SOURCE TEXT:
-- Opening Marker --
SJH did not conduct a risk analysis across the organization and assessed potential risks and vulnerabilities to ePHI in a “patchwork fashion.”
The HIPAA data breach notification process must also be timely, with organizations adhering to the required HHS timeline in notifying individuals and law enforcement agencies.
For example, Presence Health agreed to a $475,000 OCR HIPAA settlement after it experienced a data breach and then had a reportedly delayed breach notification process.
“Presence Health failed to notify, without unreasonable delay and within 60 days of discovering the breach, each of the 836 individuals affected by the breach, prominent media outlets (as required for breaches affecting 500 or more individuals), and OCR,” the investigation found.
Presence stated that there was a delay in the notification process because of miscommunications between its workforce members.
Regardless of the size of a potential healthcare data breach, individual notification must take place without unreasonable delay or no later than 60 days following the breach discovery, according to HHS. Covered entities must make an annual report when fewer than 500 people are affected.
Organizations must also adhere to state data breach notification processes. In June 2017, CoPilot Provider Support Services, Inc. agreed to a $130,000 settlement with New York when it was found to have violated state notification law.
CoPilot reportedly waited over one year to provide notice that a data breach exposed 221,178 patient records, the New York Attorney General’s Office explained.
-- Closing Marker --
LISTED ENTRIES:
-- Opening Marker --
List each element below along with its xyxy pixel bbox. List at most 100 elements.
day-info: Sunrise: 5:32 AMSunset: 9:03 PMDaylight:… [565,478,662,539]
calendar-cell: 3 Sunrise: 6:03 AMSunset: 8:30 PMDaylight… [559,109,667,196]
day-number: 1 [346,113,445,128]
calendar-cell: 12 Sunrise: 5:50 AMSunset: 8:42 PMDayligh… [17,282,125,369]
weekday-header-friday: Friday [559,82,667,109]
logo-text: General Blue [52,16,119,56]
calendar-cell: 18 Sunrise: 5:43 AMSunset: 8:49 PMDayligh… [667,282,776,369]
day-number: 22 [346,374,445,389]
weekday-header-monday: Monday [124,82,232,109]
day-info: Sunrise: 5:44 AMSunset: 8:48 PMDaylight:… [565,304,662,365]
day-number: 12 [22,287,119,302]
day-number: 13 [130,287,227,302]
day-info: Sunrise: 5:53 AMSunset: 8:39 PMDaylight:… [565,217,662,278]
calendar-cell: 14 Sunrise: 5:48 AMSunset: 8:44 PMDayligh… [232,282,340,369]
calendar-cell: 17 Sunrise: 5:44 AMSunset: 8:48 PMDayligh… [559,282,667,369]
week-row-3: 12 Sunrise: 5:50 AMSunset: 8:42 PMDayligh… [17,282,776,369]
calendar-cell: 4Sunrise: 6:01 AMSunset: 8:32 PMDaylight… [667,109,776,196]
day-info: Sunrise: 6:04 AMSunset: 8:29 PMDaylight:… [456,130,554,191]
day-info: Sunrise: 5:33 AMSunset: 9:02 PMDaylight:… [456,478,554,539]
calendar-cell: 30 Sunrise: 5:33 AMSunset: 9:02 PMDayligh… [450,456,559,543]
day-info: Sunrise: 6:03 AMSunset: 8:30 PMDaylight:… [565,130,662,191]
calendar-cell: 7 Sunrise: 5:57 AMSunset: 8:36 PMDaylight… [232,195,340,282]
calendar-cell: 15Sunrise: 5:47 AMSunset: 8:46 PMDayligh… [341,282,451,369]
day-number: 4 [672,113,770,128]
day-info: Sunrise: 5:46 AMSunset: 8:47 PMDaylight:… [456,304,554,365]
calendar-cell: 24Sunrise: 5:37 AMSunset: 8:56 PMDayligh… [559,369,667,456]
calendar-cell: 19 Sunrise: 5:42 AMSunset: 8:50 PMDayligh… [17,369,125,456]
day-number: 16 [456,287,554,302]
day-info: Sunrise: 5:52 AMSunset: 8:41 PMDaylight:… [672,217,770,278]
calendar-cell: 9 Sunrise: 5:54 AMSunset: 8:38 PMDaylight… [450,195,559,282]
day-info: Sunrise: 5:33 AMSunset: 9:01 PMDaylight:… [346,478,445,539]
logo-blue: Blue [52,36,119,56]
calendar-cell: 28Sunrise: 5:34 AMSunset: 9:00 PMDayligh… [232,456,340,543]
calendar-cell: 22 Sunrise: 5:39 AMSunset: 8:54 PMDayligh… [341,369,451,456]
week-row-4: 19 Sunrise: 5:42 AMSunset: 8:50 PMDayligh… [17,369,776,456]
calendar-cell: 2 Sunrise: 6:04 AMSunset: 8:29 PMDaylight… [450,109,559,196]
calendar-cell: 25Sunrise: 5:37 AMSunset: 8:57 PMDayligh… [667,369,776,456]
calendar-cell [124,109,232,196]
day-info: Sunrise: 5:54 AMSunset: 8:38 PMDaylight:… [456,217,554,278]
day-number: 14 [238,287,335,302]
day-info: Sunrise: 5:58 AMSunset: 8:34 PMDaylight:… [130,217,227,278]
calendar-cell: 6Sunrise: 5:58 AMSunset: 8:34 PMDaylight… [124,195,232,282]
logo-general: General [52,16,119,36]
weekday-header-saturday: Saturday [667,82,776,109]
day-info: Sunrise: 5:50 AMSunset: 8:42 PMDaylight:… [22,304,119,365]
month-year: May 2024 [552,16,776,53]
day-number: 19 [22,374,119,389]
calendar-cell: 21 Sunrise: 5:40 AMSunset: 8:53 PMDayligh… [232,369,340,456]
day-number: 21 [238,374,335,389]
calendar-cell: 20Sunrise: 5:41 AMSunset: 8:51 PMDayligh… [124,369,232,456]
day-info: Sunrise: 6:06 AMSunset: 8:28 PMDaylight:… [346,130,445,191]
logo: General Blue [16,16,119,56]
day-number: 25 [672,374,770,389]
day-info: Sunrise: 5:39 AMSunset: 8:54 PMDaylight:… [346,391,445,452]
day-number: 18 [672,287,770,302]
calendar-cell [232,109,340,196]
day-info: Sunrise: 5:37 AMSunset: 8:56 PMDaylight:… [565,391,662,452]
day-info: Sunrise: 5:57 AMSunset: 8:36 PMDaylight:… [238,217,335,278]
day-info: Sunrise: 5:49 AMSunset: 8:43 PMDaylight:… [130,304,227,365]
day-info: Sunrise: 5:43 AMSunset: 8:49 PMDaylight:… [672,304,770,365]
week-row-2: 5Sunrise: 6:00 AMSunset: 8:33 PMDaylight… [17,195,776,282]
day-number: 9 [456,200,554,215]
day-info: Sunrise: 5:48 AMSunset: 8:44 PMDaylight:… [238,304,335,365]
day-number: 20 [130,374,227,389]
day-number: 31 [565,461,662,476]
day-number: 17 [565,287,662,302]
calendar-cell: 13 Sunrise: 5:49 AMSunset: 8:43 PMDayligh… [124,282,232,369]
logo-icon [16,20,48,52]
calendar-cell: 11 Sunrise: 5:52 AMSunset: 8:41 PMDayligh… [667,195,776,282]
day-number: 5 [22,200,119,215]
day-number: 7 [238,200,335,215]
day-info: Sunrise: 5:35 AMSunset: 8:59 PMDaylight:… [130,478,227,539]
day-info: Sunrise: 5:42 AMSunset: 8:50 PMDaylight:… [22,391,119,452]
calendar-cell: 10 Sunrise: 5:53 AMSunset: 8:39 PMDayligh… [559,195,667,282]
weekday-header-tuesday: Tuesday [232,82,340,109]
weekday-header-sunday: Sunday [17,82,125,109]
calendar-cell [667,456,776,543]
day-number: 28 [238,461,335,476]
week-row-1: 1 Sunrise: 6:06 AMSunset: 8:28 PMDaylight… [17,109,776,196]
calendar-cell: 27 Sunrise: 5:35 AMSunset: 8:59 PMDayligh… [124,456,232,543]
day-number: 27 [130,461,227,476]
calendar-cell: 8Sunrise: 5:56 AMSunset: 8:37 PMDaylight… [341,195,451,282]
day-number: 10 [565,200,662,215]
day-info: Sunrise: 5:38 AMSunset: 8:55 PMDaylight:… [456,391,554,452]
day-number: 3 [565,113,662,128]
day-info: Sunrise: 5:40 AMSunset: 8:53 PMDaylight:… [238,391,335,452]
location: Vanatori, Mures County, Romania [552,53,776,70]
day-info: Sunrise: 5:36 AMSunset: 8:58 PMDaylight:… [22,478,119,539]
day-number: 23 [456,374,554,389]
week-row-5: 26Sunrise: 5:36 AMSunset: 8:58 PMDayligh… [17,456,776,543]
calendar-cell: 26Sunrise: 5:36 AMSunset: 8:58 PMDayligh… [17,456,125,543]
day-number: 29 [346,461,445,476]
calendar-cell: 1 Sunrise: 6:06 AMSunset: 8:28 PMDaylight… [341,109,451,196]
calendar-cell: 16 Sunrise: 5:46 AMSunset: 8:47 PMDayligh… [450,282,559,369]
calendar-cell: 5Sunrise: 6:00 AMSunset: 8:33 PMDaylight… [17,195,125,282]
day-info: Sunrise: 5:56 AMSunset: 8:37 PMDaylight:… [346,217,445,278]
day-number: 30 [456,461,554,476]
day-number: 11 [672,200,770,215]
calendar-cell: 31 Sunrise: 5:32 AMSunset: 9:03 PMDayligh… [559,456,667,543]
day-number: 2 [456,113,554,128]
-- Closing Marker --
WHAT IS NEEDED: Reproduce the part of the HIPAA breach notification passage starting at "Presence stated that" and ending at "General’s Office explained.". The records are separate material, unrelated to the passage on HIPAA breach notification.

RESULT FOR THIS EXERCISE:
Presence stated that there was a delay in the notification process because of miscommunications between its workforce members.
Regardless of the size of a potential healthcare data breach, individual notification must take place without unreasonable delay or no later than 60 days following the breach discovery, according to HHS. Covered entities must make an annual report when fewer than 500 people are affected.
Organizations must also adhere to state data breach notification processes. In June 2017, CoPilot Provider Support Services, Inc. agreed to a $130,000 settlement with New York when it was found to have violated state notification law.
CoPilot reportedly waited over one year to provide notice that a data breach exposed 221,178 patient records, the New York Attorney General’s Office explained.